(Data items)

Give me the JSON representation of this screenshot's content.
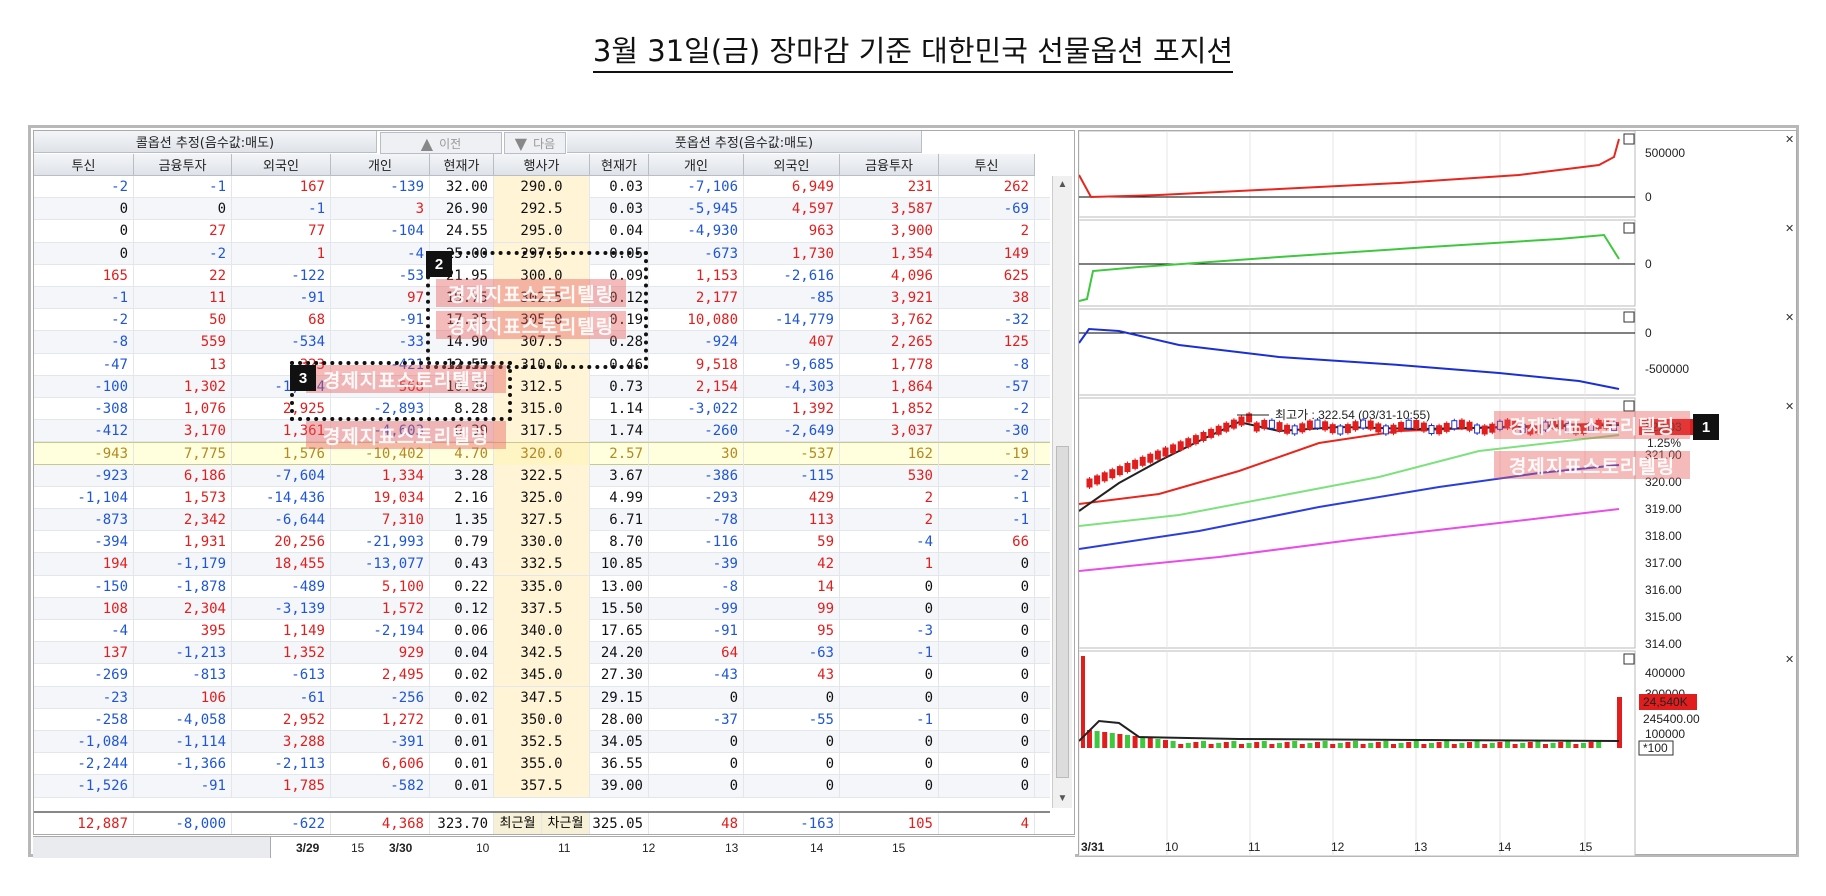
{
  "page_title": "3월 31일(금) 장마감 기준 대한민국 선물옵션 포지션",
  "table": {
    "call_group_header": "콜옵션 추정(음수값:매도)",
    "put_group_header": "풋옵션 추정(음수값:매도)",
    "prev_label": "이전",
    "next_label": "다음",
    "columns": [
      "투신",
      "금융투자",
      "외국인",
      "개인",
      "현재가",
      "행사가",
      "현재가",
      "개인",
      "외국인",
      "금융투자",
      "투신"
    ],
    "rows": [
      [
        "-2",
        "-1",
        "167",
        "-139",
        "32.00",
        "290.0",
        "0.03",
        "-7,106",
        "6,949",
        "231",
        "262"
      ],
      [
        "0",
        "0",
        "-1",
        "3",
        "26.90",
        "292.5",
        "0.03",
        "-5,945",
        "4,597",
        "3,587",
        "-69"
      ],
      [
        "0",
        "27",
        "77",
        "-104",
        "24.55",
        "295.0",
        "0.04",
        "-4,930",
        "963",
        "3,900",
        "2"
      ],
      [
        "0",
        "-2",
        "1",
        "-4",
        "25.00",
        "297.5",
        "0.05",
        "-673",
        "1,730",
        "1,354",
        "149"
      ],
      [
        "165",
        "22",
        "-122",
        "-53",
        "21.95",
        "300.0",
        "0.09",
        "1,153",
        "-2,616",
        "4,096",
        "625"
      ],
      [
        "-1",
        "11",
        "-91",
        "97",
        "19.75",
        "302.5",
        "0.12",
        "2,177",
        "-85",
        "3,921",
        "38"
      ],
      [
        "-2",
        "50",
        "68",
        "-91",
        "17.35",
        "305.0",
        "0.19",
        "10,080",
        "-14,779",
        "3,762",
        "-32"
      ],
      [
        "-8",
        "559",
        "-534",
        "-33",
        "14.90",
        "307.5",
        "0.28",
        "-924",
        "407",
        "2,265",
        "125"
      ],
      [
        "-47",
        "13",
        "323",
        "-421",
        "12.55",
        "310.0",
        "0.46",
        "9,518",
        "-9,685",
        "1,778",
        "-8"
      ],
      [
        "-100",
        "1,302",
        "-1,724",
        "568",
        "10.30",
        "312.5",
        "0.73",
        "2,154",
        "-4,303",
        "1,864",
        "-57"
      ],
      [
        "-308",
        "1,076",
        "2,925",
        "-2,893",
        "8.28",
        "315.0",
        "1.14",
        "-3,022",
        "1,392",
        "1,852",
        "-2"
      ],
      [
        "-412",
        "3,170",
        "1,361",
        "-4,603",
        "6.39",
        "317.5",
        "1.74",
        "-260",
        "-2,649",
        "3,037",
        "-30"
      ],
      [
        "-943",
        "7,775",
        "1,576",
        "-10,402",
        "4.70",
        "320.0",
        "2.57",
        "30",
        "-537",
        "162",
        "-19"
      ],
      [
        "-923",
        "6,186",
        "-7,604",
        "1,334",
        "3.28",
        "322.5",
        "3.67",
        "-386",
        "-115",
        "530",
        "-2"
      ],
      [
        "-1,104",
        "1,573",
        "-14,436",
        "19,034",
        "2.16",
        "325.0",
        "4.99",
        "-293",
        "429",
        "2",
        "-1"
      ],
      [
        "-873",
        "2,342",
        "-6,644",
        "7,310",
        "1.35",
        "327.5",
        "6.71",
        "-78",
        "113",
        "2",
        "-1"
      ],
      [
        "-394",
        "1,931",
        "20,256",
        "-21,993",
        "0.79",
        "330.0",
        "8.70",
        "-116",
        "59",
        "-4",
        "66"
      ],
      [
        "194",
        "-1,179",
        "18,455",
        "-13,077",
        "0.43",
        "332.5",
        "10.85",
        "-39",
        "42",
        "1",
        "0"
      ],
      [
        "-150",
        "-1,878",
        "-489",
        "5,100",
        "0.22",
        "335.0",
        "13.00",
        "-8",
        "14",
        "0",
        "0"
      ],
      [
        "108",
        "2,304",
        "-3,139",
        "1,572",
        "0.12",
        "337.5",
        "15.50",
        "-99",
        "99",
        "0",
        "0"
      ],
      [
        "-4",
        "395",
        "1,149",
        "-2,194",
        "0.06",
        "340.0",
        "17.65",
        "-91",
        "95",
        "-3",
        "0"
      ],
      [
        "137",
        "-1,213",
        "1,352",
        "929",
        "0.04",
        "342.5",
        "24.20",
        "64",
        "-63",
        "-1",
        "0"
      ],
      [
        "-269",
        "-813",
        "-613",
        "2,495",
        "0.02",
        "345.0",
        "27.30",
        "-43",
        "43",
        "0",
        "0"
      ],
      [
        "-23",
        "106",
        "-61",
        "-256",
        "0.02",
        "347.5",
        "29.15",
        "0",
        "0",
        "0",
        "0"
      ],
      [
        "-258",
        "-4,058",
        "2,952",
        "1,272",
        "0.01",
        "350.0",
        "28.00",
        "-37",
        "-55",
        "-1",
        "0"
      ],
      [
        "-1,084",
        "-1,114",
        "3,288",
        "-391",
        "0.01",
        "352.5",
        "34.05",
        "0",
        "0",
        "0",
        "0"
      ],
      [
        "-2,244",
        "-1,366",
        "-2,113",
        "6,606",
        "0.01",
        "355.0",
        "36.55",
        "0",
        "0",
        "0",
        "0"
      ],
      [
        "-1,526",
        "-91",
        "1,785",
        "-582",
        "0.01",
        "357.5",
        "39.00",
        "0",
        "0",
        "0",
        "0"
      ]
    ],
    "highlight_row_index": 12,
    "totals": [
      "12,887",
      "-8,000",
      "-622",
      "4,368",
      "323.70",
      "최근월",
      "차근월",
      "325.05",
      "48",
      "-163",
      "105",
      "4"
    ]
  },
  "time_axis": {
    "labels": [
      "3/29",
      "15",
      "3/30",
      "10",
      "11",
      "12",
      "13",
      "14",
      "15"
    ]
  },
  "overlays": {
    "badges": [
      "1",
      "2",
      "3"
    ],
    "watermark_text": "경제지표스토리텔링"
  },
  "chart": {
    "panel1_labels": [
      "500000",
      "0"
    ],
    "panel2_labels": [
      "0"
    ],
    "panel3_labels": [
      "0",
      "-500000"
    ],
    "price_labels": [
      "322.03",
      "1.25%",
      "321.00",
      "320.00",
      "319.00",
      "318.00",
      "317.00",
      "316.00",
      "315.00",
      "314.00"
    ],
    "high_annotation": "최고가 : 322.54 (03/31-10:55)",
    "volume_labels": [
      "400000",
      "300000",
      "24,540K",
      "245400.00",
      "100000",
      "*100"
    ],
    "x_labels": [
      "3/31",
      "10",
      "11",
      "12",
      "13",
      "14",
      "15"
    ],
    "colors": {
      "call": "#e8261d",
      "put_green": "#3ec83e",
      "put_blue": "#1a2fd6"
    }
  }
}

> REQUIRED TASK: Transcribe each entry above exactly, apart from the pictures.

> TASK SOLUTION:
Give me the JSON representation of this screenshot's content.
{
  "page_title": "3월 31일(금) 장마감 기준 대한민국 선물옵션 포지션",
  "table": {
    "call_group_header": "콜옵션 추정(음수값:매도)",
    "put_group_header": "풋옵션 추정(음수값:매도)",
    "prev_label": "이전",
    "next_label": "다음",
    "columns": [
      "투신",
      "금융투자",
      "외국인",
      "개인",
      "현재가",
      "행사가",
      "현재가",
      "개인",
      "외국인",
      "금융투자",
      "투신"
    ],
    "rows": [
      [
        "-2",
        "-1",
        "167",
        "-139",
        "32.00",
        "290.0",
        "0.03",
        "-7,106",
        "6,949",
        "231",
        "262"
      ],
      [
        "0",
        "0",
        "-1",
        "3",
        "26.90",
        "292.5",
        "0.03",
        "-5,945",
        "4,597",
        "3,587",
        "-69"
      ],
      [
        "0",
        "27",
        "77",
        "-104",
        "24.55",
        "295.0",
        "0.04",
        "-4,930",
        "963",
        "3,900",
        "2"
      ],
      [
        "0",
        "-2",
        "1",
        "-4",
        "25.00",
        "297.5",
        "0.05",
        "-673",
        "1,730",
        "1,354",
        "149"
      ],
      [
        "165",
        "22",
        "-122",
        "-53",
        "21.95",
        "300.0",
        "0.09",
        "1,153",
        "-2,616",
        "4,096",
        "625"
      ],
      [
        "-1",
        "11",
        "-91",
        "97",
        "19.75",
        "302.5",
        "0.12",
        "2,177",
        "-85",
        "3,921",
        "38"
      ],
      [
        "-2",
        "50",
        "68",
        "-91",
        "17.35",
        "305.0",
        "0.19",
        "10,080",
        "-14,779",
        "3,762",
        "-32"
      ],
      [
        "-8",
        "559",
        "-534",
        "-33",
        "14.90",
        "307.5",
        "0.28",
        "-924",
        "407",
        "2,265",
        "125"
      ],
      [
        "-47",
        "13",
        "323",
        "-421",
        "12.55",
        "310.0",
        "0.46",
        "9,518",
        "-9,685",
        "1,778",
        "-8"
      ],
      [
        "-100",
        "1,302",
        "-1,724",
        "568",
        "10.30",
        "312.5",
        "0.73",
        "2,154",
        "-4,303",
        "1,864",
        "-57"
      ],
      [
        "-308",
        "1,076",
        "2,925",
        "-2,893",
        "8.28",
        "315.0",
        "1.14",
        "-3,022",
        "1,392",
        "1,852",
        "-2"
      ],
      [
        "-412",
        "3,170",
        "1,361",
        "-4,603",
        "6.39",
        "317.5",
        "1.74",
        "-260",
        "-2,649",
        "3,037",
        "-30"
      ],
      [
        "-943",
        "7,775",
        "1,576",
        "-10,402",
        "4.70",
        "320.0",
        "2.57",
        "30",
        "-537",
        "162",
        "-19"
      ],
      [
        "-923",
        "6,186",
        "-7,604",
        "1,334",
        "3.28",
        "322.5",
        "3.67",
        "-386",
        "-115",
        "530",
        "-2"
      ],
      [
        "-1,104",
        "1,573",
        "-14,436",
        "19,034",
        "2.16",
        "325.0",
        "4.99",
        "-293",
        "429",
        "2",
        "-1"
      ],
      [
        "-873",
        "2,342",
        "-6,644",
        "7,310",
        "1.35",
        "327.5",
        "6.71",
        "-78",
        "113",
        "2",
        "-1"
      ],
      [
        "-394",
        "1,931",
        "20,256",
        "-21,993",
        "0.79",
        "330.0",
        "8.70",
        "-116",
        "59",
        "-4",
        "66"
      ],
      [
        "194",
        "-1,179",
        "18,455",
        "-13,077",
        "0.43",
        "332.5",
        "10.85",
        "-39",
        "42",
        "1",
        "0"
      ],
      [
        "-150",
        "-1,878",
        "-489",
        "5,100",
        "0.22",
        "335.0",
        "13.00",
        "-8",
        "14",
        "0",
        "0"
      ],
      [
        "108",
        "2,304",
        "-3,139",
        "1,572",
        "0.12",
        "337.5",
        "15.50",
        "-99",
        "99",
        "0",
        "0"
      ],
      [
        "-4",
        "395",
        "1,149",
        "-2,194",
        "0.06",
        "340.0",
        "17.65",
        "-91",
        "95",
        "-3",
        "0"
      ],
      [
        "137",
        "-1,213",
        "1,352",
        "929",
        "0.04",
        "342.5",
        "24.20",
        "64",
        "-63",
        "-1",
        "0"
      ],
      [
        "-269",
        "-813",
        "-613",
        "2,495",
        "0.02",
        "345.0",
        "27.30",
        "-43",
        "43",
        "0",
        "0"
      ],
      [
        "-23",
        "106",
        "-61",
        "-256",
        "0.02",
        "347.5",
        "29.15",
        "0",
        "0",
        "0",
        "0"
      ],
      [
        "-258",
        "-4,058",
        "2,952",
        "1,272",
        "0.01",
        "350.0",
        "28.00",
        "-37",
        "-55",
        "-1",
        "0"
      ],
      [
        "-1,084",
        "-1,114",
        "3,288",
        "-391",
        "0.01",
        "352.5",
        "34.05",
        "0",
        "0",
        "0",
        "0"
      ],
      [
        "-2,244",
        "-1,366",
        "-2,113",
        "6,606",
        "0.01",
        "355.0",
        "36.55",
        "0",
        "0",
        "0",
        "0"
      ],
      [
        "-1,526",
        "-91",
        "1,785",
        "-582",
        "0.01",
        "357.5",
        "39.00",
        "0",
        "0",
        "0",
        "0"
      ]
    ],
    "highlight_row_index": 12,
    "totals": [
      "12,887",
      "-8,000",
      "-622",
      "4,368",
      "323.70",
      "최근월",
      "차근월",
      "325.05",
      "48",
      "-163",
      "105",
      "4"
    ]
  },
  "time_axis": {
    "labels": [
      "3/29",
      "15",
      "3/30",
      "10",
      "11",
      "12",
      "13",
      "14",
      "15"
    ]
  },
  "overlays": {
    "badges": [
      "1",
      "2",
      "3"
    ],
    "watermark_text": "경제지표스토리텔링"
  },
  "chart": {
    "panel1_labels": [
      "500000",
      "0"
    ],
    "panel2_labels": [
      "0"
    ],
    "panel3_labels": [
      "0",
      "-500000"
    ],
    "price_labels": [
      "322.03",
      "1.25%",
      "321.00",
      "320.00",
      "319.00",
      "318.00",
      "317.00",
      "316.00",
      "315.00",
      "314.00"
    ],
    "high_annotation": "최고가 : 322.54 (03/31-10:55)",
    "volume_labels": [
      "400000",
      "300000",
      "24,540K",
      "245400.00",
      "100000",
      "*100"
    ],
    "x_labels": [
      "3/31",
      "10",
      "11",
      "12",
      "13",
      "14",
      "15"
    ],
    "colors": {
      "call": "#e8261d",
      "put_green": "#3ec83e",
      "put_blue": "#1a2fd6"
    }
  }
}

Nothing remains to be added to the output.